━━━ Data for processing ━━━
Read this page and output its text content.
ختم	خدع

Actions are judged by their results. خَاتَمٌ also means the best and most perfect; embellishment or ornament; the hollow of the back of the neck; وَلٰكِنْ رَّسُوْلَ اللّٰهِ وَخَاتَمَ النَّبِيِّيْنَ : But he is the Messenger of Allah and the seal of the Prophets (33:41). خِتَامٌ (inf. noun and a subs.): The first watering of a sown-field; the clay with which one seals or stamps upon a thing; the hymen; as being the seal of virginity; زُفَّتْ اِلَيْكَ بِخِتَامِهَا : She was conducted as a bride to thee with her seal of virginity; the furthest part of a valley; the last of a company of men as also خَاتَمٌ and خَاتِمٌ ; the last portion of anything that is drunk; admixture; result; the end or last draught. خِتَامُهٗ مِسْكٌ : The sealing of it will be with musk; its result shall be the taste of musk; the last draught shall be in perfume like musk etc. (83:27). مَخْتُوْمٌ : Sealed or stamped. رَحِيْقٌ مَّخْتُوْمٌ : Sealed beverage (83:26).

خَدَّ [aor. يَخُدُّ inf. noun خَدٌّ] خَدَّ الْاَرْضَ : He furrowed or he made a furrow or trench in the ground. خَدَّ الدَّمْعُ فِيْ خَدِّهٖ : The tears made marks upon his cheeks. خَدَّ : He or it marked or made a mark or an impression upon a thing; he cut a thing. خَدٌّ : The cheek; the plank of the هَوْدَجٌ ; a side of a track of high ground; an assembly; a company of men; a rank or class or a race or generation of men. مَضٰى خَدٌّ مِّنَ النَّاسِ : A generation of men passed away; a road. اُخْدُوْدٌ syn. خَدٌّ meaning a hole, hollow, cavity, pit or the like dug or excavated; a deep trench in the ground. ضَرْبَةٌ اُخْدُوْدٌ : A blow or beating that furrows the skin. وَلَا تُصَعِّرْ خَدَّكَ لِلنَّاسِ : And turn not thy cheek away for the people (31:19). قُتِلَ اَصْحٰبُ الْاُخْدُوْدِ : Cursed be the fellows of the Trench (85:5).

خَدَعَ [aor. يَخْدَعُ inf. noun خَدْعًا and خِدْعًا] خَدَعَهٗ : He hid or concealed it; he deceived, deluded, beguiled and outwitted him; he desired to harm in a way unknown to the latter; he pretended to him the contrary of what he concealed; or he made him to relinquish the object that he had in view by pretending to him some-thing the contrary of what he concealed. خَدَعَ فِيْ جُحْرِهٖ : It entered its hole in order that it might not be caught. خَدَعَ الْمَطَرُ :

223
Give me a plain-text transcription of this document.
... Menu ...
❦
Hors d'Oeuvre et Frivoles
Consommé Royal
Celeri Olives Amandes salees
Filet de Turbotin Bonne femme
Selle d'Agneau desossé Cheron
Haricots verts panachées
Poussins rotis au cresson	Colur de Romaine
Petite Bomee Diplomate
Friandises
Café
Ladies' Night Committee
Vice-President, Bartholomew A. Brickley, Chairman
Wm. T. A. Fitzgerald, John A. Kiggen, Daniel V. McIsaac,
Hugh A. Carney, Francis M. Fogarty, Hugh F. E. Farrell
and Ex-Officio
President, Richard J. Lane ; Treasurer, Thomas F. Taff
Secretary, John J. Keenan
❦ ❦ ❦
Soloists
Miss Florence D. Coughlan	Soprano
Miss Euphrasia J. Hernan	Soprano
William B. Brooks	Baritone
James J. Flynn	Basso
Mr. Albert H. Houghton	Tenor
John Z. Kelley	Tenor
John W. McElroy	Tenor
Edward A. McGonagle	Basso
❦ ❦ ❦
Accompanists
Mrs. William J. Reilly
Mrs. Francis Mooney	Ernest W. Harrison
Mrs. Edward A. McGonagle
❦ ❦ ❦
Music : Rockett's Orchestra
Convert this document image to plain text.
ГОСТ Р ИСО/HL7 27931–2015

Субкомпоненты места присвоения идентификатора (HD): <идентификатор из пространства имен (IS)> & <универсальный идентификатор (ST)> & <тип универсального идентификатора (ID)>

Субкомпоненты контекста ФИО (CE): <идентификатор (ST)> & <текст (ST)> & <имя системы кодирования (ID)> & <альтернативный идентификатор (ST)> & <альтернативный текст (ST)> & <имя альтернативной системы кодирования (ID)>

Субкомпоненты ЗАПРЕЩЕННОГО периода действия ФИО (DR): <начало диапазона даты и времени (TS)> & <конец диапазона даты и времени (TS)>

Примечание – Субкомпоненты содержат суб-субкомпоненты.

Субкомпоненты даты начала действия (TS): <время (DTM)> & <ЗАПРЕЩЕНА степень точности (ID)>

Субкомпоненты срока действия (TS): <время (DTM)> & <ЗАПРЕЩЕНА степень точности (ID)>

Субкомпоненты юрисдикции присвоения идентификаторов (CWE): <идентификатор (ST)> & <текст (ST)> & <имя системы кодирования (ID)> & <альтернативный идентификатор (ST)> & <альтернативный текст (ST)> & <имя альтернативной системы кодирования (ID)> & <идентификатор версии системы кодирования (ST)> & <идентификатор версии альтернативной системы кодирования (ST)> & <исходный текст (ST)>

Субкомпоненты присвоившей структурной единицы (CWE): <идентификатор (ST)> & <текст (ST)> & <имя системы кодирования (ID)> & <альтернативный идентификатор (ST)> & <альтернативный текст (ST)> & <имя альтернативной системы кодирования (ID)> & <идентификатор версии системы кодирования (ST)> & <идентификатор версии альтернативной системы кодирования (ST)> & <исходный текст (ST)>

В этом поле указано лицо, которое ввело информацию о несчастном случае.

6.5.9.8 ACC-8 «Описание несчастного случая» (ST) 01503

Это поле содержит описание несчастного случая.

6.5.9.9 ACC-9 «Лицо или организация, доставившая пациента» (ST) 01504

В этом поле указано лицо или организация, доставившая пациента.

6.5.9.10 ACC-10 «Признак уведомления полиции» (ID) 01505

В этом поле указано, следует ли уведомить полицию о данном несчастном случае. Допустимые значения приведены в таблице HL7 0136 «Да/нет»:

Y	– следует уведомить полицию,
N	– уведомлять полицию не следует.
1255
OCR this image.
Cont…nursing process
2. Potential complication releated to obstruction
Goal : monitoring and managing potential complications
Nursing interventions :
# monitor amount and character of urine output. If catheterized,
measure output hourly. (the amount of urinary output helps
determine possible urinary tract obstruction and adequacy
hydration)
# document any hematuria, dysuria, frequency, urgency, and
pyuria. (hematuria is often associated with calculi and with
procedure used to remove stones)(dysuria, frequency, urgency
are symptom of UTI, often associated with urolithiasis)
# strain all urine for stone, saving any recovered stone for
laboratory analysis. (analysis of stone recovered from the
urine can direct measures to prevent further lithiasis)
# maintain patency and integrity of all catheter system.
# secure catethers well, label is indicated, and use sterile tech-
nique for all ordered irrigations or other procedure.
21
━━━
Your instructions :: Copy out the data shown above without altering anything.

Problem solution ::
Read this page and output its text content.
ختم	خدع

Actions are judged by their results. خَاتَمٌ also means the best and most perfect; embellishment or ornament; the hollow of the back of the neck; وَلٰكِنْ رَّسُوْلَ اللّٰهِ وَخَاتَمَ النَّبِيِّيْنَ : But he is the Messenger of Allah and the seal of the Prophets (33:41). خِتَامٌ (inf. noun and a subs.): The first watering of a sown-field; the clay with which one seals or stamps upon a thing; the hymen; as being the seal of virginity; زُفَّتْ اِلَيْكَ بِخِتَامِهَا : She was conducted as a bride to thee with her seal of virginity; the furthest part of a valley; the last of a company of men as also خَاتَمٌ and خَاتِمٌ ; the last portion of anything that is drunk; admixture; result; the end or last draught. خِتَامُهٗ مِسْكٌ : The sealing of it will be with musk; its result shall be the taste of musk; the last draught shall be in perfume like musk etc. (83:27). مَخْتُوْمٌ : Sealed or stamped. رَحِيْقٌ مَّخْتُوْمٌ : Sealed beverage (83:26).

خَدَّ [aor. يَخُدُّ inf. noun خَدٌّ] خَدَّ الْاَرْضَ : He furrowed or he made a furrow or trench in the ground. خَدَّ الدَّمْعُ فِيْ خَدِّهٖ : The tears made marks upon his cheeks. خَدَّ : He or it marked or made a mark or an impression upon a thing; he cut a thing. خَدٌّ : The cheek; the plank of the هَوْدَجٌ ; a side of a track of high ground; an assembly; a company of men; a rank or class or a race or generation of men. مَضٰى خَدٌّ مِّنَ النَّاسِ : A generation of men passed away; a road. اُخْدُوْدٌ syn. خَدٌّ meaning a hole, hollow, cavity, pit or the like dug or excavated; a deep trench in the ground. ضَرْبَةٌ اُخْدُوْدٌ : A blow or beating that furrows the skin. وَلَا تُصَعِّرْ خَدَّكَ لِلنَّاسِ : And turn not thy cheek away for the people (31:19). قُتِلَ اَصْحٰبُ الْاُخْدُوْدِ : Cursed be the fellows of the Trench (85:5).

خَدَعَ [aor. يَخْدَعُ inf. noun خَدْعًا and خِدْعًا] خَدَعَهٗ : He hid or concealed it; he deceived, deluded, beguiled and outwitted him; he desired to harm in a way unknown to the latter; he pretended to him the contrary of what he concealed; or he made him to relinquish the object that he had in view by pretending to him some-thing the contrary of what he concealed. خَدَعَ فِيْ جُحْرِهٖ : It entered its hole in order that it might not be caught. خَدَعَ الْمَطَرُ :

223
Give me a plain-text transcription of this document.
... Menu ...
❦
Hors d'Oeuvre et Frivoles
Consommé Royal
Celeri Olives Amandes salees
Filet de Turbotin Bonne femme
Selle d'Agneau desossé Cheron
Haricots verts panachées
Poussins rotis au cresson	Colur de Romaine
Petite Bomee Diplomate
Friandises
Café
Ladies' Night Committee
Vice-President, Bartholomew A. Brickley, Chairman
Wm. T. A. Fitzgerald, John A. Kiggen, Daniel V. McIsaac,
Hugh A. Carney, Francis M. Fogarty, Hugh F. E. Farrell
and Ex-Officio
President, Richard J. Lane ; Treasurer, Thomas F. Taff
Secretary, John J. Keenan
❦ ❦ ❦
Soloists
Miss Florence D. Coughlan	Soprano
Miss Euphrasia J. Hernan	Soprano
William B. Brooks	Baritone
James J. Flynn	Basso
Mr. Albert H. Houghton	Tenor
John Z. Kelley	Tenor
John W. McElroy	Tenor
Edward A. McGonagle	Basso
❦ ❦ ❦
Accompanists
Mrs. William J. Reilly
Mrs. Francis Mooney	Ernest W. Harrison
Mrs. Edward A. McGonagle
❦ ❦ ❦
Music : Rockett's Orchestra
Convert this document image to plain text.
ГОСТ Р ИСО/HL7 27931–2015

Субкомпоненты места присвоения идентификатора (HD): <идентификатор из пространства имен (IS)> & <универсальный идентификатор (ST)> & <тип универсального идентификатора (ID)>

Субкомпоненты контекста ФИО (CE): <идентификатор (ST)> & <текст (ST)> & <имя системы кодирования (ID)> & <альтернативный идентификатор (ST)> & <альтернативный текст (ST)> & <имя альтернативной системы кодирования (ID)>

Субкомпоненты ЗАПРЕЩЕННОГО периода действия ФИО (DR): <начало диапазона даты и времени (TS)> & <конец диапазона даты и времени (TS)>

Примечание – Субкомпоненты содержат суб-субкомпоненты.

Субкомпоненты даты начала действия (TS): <время (DTM)> & <ЗАПРЕЩЕНА степень точности (ID)>

Субкомпоненты срока действия (TS): <время (DTM)> & <ЗАПРЕЩЕНА степень точности (ID)>

Субкомпоненты юрисдикции присвоения идентификаторов (CWE): <идентификатор (ST)> & <текст (ST)> & <имя системы кодирования (ID)> & <альтернативный идентификатор (ST)> & <альтернативный текст (ST)> & <имя альтернативной системы кодирования (ID)> & <идентификатор версии системы кодирования (ST)> & <идентификатор версии альтернативной системы кодирования (ST)> & <исходный текст (ST)>

Субкомпоненты присвоившей структурной единицы (CWE): <идентификатор (ST)> & <текст (ST)> & <имя системы кодирования (ID)> & <альтернативный идентификатор (ST)> & <альтернативный текст (ST)> & <имя альтернативной системы кодирования (ID)> & <идентификатор версии системы кодирования (ST)> & <идентификатор версии альтернативной системы кодирования (ST)> & <исходный текст (ST)>

В этом поле указано лицо, которое ввело информацию о несчастном случае.

6.5.9.8 ACC-8 «Описание несчастного случая» (ST) 01503

Это поле содержит описание несчастного случая.

6.5.9.9 ACC-9 «Лицо или организация, доставившая пациента» (ST) 01504

В этом поле указано лицо или организация, доставившая пациента.

6.5.9.10 ACC-10 «Признак уведомления полиции» (ID) 01505

В этом поле указано, следует ли уведомить полицию о данном несчастном случае. Допустимые значения приведены в таблице HL7 0136 «Да/нет»:

Y	– следует уведомить полицию,
N	– уведомлять полицию не следует.
1255
OCR this image.
Cont…nursing process
2. Potential complication releated to obstruction
Goal : monitoring and managing potential complications
Nursing interventions :
# monitor amount and character of urine output. If catheterized,
measure output hourly. (the amount of urinary output helps
determine possible urinary tract obstruction and adequacy
hydration)
# document any hematuria, dysuria, frequency, urgency, and
pyuria. (hematuria is often associated with calculi and with
procedure used to remove stones)(dysuria, frequency, urgency
are symptom of UTI, often associated with urolithiasis)
# strain all urine for stone, saving any recovered stone for
laboratory analysis. (analysis of stone recovered from the
urine can direct measures to prevent further lithiasis)
# maintain patency and integrity of all catheter system.
# secure catethers well, label is indicated, and use sterile tech-
nique for all ordered irrigations or other procedure.
21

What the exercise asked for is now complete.